Set task ->
From the material below, list every line that contains the string "marker".

[Listings of elements and regions]
▼
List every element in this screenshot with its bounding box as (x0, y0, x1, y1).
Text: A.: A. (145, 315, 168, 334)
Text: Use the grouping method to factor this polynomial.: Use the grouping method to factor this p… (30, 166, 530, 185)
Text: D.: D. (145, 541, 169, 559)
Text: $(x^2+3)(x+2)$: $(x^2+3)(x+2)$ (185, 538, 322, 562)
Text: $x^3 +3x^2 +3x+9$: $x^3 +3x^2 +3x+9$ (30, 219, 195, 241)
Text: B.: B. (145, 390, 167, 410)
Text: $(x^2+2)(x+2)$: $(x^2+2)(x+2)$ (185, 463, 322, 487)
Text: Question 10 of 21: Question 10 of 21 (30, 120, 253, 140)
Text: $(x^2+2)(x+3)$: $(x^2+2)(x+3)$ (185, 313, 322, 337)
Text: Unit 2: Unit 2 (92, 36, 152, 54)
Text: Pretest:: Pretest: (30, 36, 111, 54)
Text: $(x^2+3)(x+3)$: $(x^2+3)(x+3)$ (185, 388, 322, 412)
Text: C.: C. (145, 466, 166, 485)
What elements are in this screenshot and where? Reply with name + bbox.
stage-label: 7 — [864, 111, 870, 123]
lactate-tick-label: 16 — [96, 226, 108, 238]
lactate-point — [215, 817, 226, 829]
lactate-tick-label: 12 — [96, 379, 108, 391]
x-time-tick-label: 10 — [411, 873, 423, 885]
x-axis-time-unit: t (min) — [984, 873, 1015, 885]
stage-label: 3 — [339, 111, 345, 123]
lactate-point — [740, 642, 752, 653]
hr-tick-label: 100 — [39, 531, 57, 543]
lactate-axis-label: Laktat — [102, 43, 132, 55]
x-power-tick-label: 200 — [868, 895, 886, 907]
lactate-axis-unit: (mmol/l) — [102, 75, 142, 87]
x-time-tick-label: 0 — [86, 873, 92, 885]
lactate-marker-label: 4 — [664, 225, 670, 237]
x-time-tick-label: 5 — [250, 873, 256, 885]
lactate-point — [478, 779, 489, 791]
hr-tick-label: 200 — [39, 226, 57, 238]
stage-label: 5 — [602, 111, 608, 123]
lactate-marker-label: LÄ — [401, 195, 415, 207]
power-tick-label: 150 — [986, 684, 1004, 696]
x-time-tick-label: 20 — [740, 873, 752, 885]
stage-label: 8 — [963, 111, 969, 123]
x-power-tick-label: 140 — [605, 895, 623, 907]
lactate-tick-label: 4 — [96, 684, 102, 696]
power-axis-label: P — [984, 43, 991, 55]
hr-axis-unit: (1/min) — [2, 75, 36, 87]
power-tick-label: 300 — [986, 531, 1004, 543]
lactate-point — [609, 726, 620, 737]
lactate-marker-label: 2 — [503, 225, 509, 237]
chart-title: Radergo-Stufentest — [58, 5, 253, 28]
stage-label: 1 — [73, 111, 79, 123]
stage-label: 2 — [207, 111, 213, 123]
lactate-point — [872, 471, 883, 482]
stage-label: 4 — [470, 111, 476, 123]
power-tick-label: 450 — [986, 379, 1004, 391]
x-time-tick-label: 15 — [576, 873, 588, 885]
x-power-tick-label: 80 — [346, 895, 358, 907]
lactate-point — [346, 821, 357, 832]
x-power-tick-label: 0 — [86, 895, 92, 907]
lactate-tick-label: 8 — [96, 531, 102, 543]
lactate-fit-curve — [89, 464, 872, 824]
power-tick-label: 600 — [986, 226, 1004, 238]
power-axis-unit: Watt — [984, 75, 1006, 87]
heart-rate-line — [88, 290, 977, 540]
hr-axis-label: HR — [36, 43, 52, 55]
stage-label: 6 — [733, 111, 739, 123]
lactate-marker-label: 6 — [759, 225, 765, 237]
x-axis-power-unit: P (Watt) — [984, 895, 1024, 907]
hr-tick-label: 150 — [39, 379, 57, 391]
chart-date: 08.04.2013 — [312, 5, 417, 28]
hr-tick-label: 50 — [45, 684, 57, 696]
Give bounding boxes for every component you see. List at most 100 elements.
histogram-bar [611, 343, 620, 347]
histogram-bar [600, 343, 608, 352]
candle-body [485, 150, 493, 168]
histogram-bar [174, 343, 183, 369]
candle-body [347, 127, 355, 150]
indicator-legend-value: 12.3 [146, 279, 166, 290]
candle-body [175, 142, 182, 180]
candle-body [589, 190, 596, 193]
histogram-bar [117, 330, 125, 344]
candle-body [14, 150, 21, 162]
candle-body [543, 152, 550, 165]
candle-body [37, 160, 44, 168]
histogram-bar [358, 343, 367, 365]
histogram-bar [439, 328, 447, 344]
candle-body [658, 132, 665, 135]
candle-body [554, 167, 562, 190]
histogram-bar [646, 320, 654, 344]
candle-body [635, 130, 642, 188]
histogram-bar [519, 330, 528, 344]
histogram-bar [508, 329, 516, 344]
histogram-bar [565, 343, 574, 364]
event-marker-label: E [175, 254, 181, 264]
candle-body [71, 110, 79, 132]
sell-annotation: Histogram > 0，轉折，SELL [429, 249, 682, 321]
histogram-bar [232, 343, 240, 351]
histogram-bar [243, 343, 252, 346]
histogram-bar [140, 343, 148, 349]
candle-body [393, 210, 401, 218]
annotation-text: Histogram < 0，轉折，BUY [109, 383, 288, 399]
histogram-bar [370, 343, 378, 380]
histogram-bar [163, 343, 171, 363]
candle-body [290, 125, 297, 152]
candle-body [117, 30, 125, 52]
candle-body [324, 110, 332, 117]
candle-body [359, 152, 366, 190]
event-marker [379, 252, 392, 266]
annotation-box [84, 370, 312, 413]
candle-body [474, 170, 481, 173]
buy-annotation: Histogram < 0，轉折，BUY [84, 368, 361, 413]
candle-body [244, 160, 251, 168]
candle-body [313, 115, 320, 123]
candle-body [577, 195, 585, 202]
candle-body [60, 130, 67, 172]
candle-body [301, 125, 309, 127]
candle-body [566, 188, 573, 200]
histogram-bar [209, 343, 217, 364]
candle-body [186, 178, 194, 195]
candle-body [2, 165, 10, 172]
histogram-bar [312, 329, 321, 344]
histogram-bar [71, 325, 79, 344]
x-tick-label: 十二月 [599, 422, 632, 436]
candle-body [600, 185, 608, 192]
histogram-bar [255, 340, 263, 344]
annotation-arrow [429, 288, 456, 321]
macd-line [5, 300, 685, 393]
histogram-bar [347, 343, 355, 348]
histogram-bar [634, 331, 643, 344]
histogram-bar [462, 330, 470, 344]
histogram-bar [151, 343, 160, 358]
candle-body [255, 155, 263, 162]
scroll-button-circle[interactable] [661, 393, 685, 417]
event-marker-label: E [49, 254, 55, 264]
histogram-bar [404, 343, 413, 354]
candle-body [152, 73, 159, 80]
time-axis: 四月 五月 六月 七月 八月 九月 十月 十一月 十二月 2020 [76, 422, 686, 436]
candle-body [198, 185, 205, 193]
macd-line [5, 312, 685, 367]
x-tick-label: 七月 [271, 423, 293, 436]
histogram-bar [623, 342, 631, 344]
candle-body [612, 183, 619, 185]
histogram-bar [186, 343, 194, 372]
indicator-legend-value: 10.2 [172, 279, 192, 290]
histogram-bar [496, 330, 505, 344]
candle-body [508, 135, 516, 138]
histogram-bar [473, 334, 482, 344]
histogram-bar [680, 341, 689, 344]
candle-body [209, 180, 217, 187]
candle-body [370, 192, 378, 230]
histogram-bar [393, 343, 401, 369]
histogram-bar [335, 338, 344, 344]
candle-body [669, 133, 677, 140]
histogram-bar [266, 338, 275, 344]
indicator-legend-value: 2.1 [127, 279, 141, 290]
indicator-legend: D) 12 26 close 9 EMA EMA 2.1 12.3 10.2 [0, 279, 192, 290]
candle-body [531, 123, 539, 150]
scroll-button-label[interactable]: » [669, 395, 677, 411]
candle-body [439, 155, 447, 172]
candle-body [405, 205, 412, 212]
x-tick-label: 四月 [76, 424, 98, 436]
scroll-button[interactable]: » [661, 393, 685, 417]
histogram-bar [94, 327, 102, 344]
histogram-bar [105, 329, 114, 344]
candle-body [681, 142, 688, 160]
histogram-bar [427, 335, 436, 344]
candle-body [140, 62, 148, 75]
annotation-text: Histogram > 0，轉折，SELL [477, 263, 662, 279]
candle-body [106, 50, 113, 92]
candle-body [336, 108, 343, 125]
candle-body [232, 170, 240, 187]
▲
Solved exercise ->
lactate-marker-label: 4 — [664, 225, 670, 237]
lactate-marker-label: LÄ — [401, 195, 415, 207]
lactate-marker-label: 2 — [503, 225, 509, 237]
lactate-marker-label: 6 — [759, 225, 765, 237]
event-marker-label: E [175, 254, 181, 264]
event-marker [379, 252, 392, 266]
event-marker-label: E [49, 254, 55, 264]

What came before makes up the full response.